— Start Data for processing —

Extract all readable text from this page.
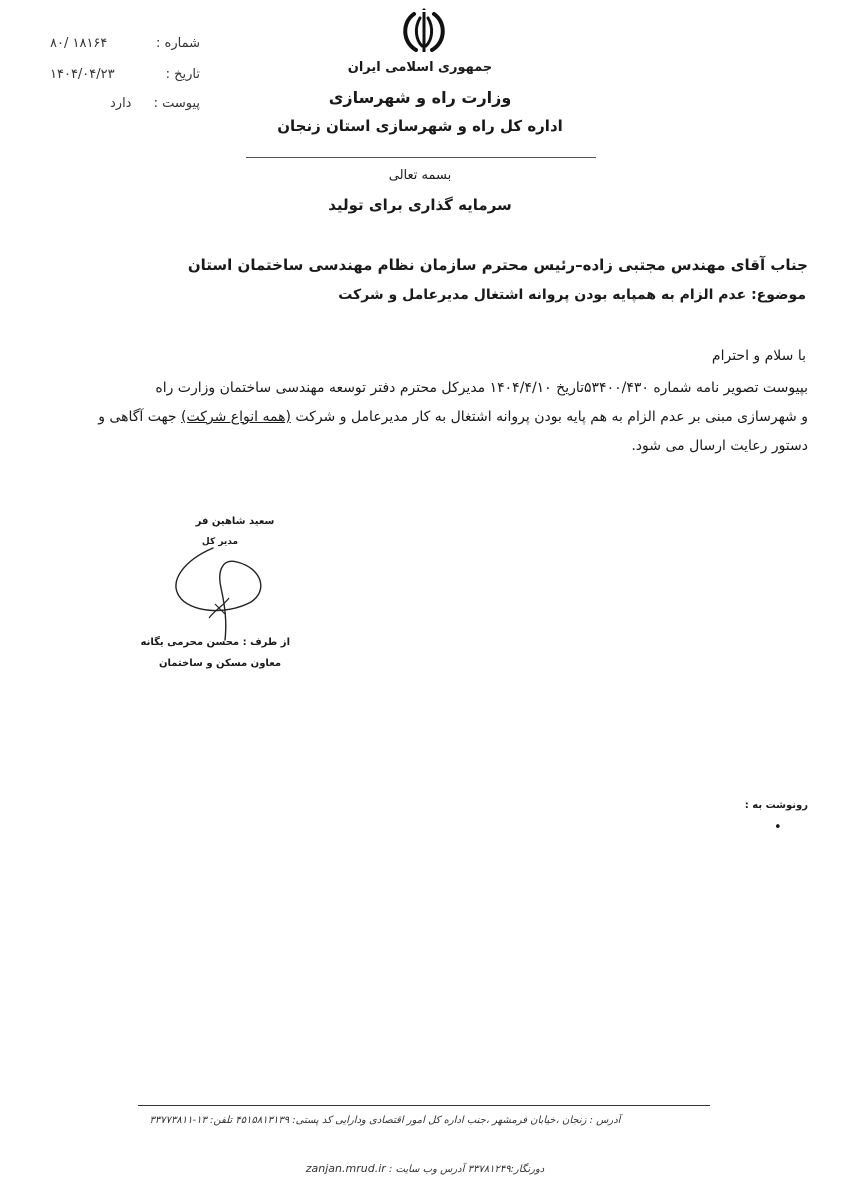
شماره :
۸۰/ ۱۸۱۶۴
تاریخ :
۱۴۰۴/۰۴/۲۳
پیوست :
دارد
جمهوری اسلامی ایران
وزارت راه و شهرسازی
اداره کل راه و شهرسازی استان زنجان
بسمه تعالی
سرمایه گذاری برای تولید
جناب آقای مهندس مجتبی زاده–رئیس محترم سازمان نظام مهندسی ساختمان استان
موضوع: عدم الزام به همپایه بودن پروانه اشتغال مدیرعامل و شرکت
با سلام و احترام
بپیوست تصویر نامه شماره ۵۳۴۰۰/۴۳۰تاریخ ۱۴۰۴/۴/۱۰ مدیرکل محترم دفتر توسعه مهندسی ساختمان وزارت راه
و شهرسازی مبنی بر عدم الزام به هم پایه بودن پروانه اشتغال به کار مدیرعامل و شرکت (همه انواع شرکت) جهت آگاهی و
دستور رعایت ارسال می شود.
سعید شاهین فر
مدیر کل
از طرف : محسن محرمی یگانه
معاون مسکن و ساختمان
رونوشت به :
•
آدرس : زنجان ،خیابان فرمشهر ،جنب اداره کل امور اقتصادی ودارایی کد پستی: ۴۵۱۵۸۱۳۱۳۹ تلفن: ۱۳-۳۳۷۷۳۸۱۱
دورنگار:۳۳۷۸۱۲۴۹ آدرس وب سایت : zanjan.mrud.ir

— End Data for processing —

### Exercise requirements
All the material shown above is to be copied exactly, with no pictures carried over.

### Answer to this problem
Extract all readable text from this page.
شماره :
۸۰/ ۱۸۱۶۴
تاریخ :
۱۴۰۴/۰۴/۲۳
پیوست :
دارد
جمهوری اسلامی ایران
وزارت راه و شهرسازی
اداره کل راه و شهرسازی استان زنجان
بسمه تعالی
سرمایه گذاری برای تولید
جناب آقای مهندس مجتبی زاده–رئیس محترم سازمان نظام مهندسی ساختمان استان
موضوع: عدم الزام به همپایه بودن پروانه اشتغال مدیرعامل و شرکت
با سلام و احترام
بپیوست تصویر نامه شماره ۵۳۴۰۰/۴۳۰تاریخ ۱۴۰۴/۴/۱۰ مدیرکل محترم دفتر توسعه مهندسی ساختمان وزارت راه
و شهرسازی مبنی بر عدم الزام به هم پایه بودن پروانه اشتغال به کار مدیرعامل و شرکت (همه انواع شرکت) جهت آگاهی و
دستور رعایت ارسال می شود.
سعید شاهین فر
مدیر کل
از طرف : محسن محرمی یگانه
معاون مسکن و ساختمان
رونوشت به :
•
آدرس : زنجان ،خیابان فرمشهر ،جنب اداره کل امور اقتصادی ودارایی کد پستی: ۴۵۱۵۸۱۳۱۳۹ تلفن: ۱۳-۳۳۷۷۳۸۱۱
دورنگار:۳۳۷۸۱۲۴۹ آدرس وب سایت : zanjan.mrud.ir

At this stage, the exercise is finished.